[start]

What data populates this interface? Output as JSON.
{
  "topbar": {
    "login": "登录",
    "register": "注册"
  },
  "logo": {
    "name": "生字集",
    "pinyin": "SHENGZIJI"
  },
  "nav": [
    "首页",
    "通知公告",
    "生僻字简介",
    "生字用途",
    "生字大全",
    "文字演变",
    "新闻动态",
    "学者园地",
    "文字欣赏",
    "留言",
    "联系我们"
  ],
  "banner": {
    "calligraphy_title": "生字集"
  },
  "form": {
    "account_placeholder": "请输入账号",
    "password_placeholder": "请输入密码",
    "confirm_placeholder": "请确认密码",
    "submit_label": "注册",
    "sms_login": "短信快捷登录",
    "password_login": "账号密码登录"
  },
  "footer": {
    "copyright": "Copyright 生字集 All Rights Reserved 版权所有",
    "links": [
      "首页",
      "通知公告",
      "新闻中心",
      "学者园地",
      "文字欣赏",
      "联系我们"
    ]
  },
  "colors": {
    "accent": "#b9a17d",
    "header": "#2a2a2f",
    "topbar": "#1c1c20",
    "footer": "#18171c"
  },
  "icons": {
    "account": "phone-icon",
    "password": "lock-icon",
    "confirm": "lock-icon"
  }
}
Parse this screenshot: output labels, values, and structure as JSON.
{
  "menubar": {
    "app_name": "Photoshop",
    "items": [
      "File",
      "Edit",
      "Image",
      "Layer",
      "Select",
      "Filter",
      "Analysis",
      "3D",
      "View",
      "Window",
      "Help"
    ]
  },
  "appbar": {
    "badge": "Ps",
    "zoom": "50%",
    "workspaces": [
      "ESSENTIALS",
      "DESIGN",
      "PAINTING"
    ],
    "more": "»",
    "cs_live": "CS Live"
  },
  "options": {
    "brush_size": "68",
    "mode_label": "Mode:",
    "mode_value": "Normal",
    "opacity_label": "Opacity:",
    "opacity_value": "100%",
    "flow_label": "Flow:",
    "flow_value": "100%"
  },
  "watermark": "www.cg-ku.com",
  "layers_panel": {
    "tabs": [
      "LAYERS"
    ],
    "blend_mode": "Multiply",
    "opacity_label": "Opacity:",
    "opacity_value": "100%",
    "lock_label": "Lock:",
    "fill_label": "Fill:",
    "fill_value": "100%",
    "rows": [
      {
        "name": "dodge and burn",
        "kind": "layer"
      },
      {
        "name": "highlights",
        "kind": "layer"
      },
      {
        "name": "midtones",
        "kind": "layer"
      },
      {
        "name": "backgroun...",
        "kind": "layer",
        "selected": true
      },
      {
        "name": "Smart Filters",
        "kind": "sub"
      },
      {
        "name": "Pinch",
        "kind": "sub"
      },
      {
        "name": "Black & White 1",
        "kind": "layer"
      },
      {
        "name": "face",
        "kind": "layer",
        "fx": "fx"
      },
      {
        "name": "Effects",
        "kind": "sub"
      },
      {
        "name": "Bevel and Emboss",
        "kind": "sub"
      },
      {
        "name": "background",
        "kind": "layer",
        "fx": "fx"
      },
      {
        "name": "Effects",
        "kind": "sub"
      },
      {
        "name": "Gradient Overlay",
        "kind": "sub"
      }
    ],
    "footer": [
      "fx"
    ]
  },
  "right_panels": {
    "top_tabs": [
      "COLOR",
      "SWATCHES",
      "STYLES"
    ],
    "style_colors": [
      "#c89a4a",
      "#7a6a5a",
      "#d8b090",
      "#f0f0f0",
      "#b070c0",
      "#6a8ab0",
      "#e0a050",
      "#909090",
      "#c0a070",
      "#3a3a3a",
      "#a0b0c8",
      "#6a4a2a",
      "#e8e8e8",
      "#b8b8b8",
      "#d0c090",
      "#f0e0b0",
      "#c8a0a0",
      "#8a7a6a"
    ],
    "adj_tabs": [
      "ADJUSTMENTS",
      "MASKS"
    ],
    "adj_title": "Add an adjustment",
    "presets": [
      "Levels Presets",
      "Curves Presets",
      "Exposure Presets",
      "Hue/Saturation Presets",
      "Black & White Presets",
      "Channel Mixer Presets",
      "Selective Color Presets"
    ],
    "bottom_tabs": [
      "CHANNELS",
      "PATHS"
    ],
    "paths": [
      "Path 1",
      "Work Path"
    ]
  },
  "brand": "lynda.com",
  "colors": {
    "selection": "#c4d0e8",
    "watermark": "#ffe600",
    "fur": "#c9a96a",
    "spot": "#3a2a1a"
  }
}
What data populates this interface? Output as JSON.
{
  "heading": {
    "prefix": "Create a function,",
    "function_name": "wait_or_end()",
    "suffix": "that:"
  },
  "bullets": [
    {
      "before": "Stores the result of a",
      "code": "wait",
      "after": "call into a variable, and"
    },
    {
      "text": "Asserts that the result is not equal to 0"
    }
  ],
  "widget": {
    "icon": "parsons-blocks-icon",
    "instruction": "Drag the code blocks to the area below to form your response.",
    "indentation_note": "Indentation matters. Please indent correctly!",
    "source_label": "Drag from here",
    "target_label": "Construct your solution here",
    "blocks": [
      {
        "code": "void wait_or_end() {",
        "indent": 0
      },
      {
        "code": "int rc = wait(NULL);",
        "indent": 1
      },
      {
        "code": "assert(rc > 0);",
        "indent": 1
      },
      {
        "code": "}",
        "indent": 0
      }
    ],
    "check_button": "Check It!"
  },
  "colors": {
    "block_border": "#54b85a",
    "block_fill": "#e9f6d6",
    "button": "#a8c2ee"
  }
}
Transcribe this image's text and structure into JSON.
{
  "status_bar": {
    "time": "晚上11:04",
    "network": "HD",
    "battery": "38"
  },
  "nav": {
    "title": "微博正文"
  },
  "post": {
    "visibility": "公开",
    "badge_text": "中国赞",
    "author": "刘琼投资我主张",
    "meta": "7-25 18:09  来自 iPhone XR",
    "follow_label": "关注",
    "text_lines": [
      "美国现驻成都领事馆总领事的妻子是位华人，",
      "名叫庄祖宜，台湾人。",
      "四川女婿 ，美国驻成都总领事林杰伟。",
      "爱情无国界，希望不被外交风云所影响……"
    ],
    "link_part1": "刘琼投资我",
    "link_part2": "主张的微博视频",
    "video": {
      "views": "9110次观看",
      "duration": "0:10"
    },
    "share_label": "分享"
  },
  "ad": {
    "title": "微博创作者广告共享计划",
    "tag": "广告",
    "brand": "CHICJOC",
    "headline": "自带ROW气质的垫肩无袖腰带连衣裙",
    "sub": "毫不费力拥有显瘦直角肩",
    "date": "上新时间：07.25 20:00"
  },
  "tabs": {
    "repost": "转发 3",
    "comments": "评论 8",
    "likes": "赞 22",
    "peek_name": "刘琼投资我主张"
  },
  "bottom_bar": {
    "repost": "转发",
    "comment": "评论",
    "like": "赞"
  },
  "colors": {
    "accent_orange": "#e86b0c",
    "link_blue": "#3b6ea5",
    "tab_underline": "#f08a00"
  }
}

[end]

- [What you should do] Where does the word "result" appear in the listing? List each line that holds it.

- [Answer to this exercise]
      "before": "Stores the result of a",
      "text": "Asserts that the result is not equal to 0"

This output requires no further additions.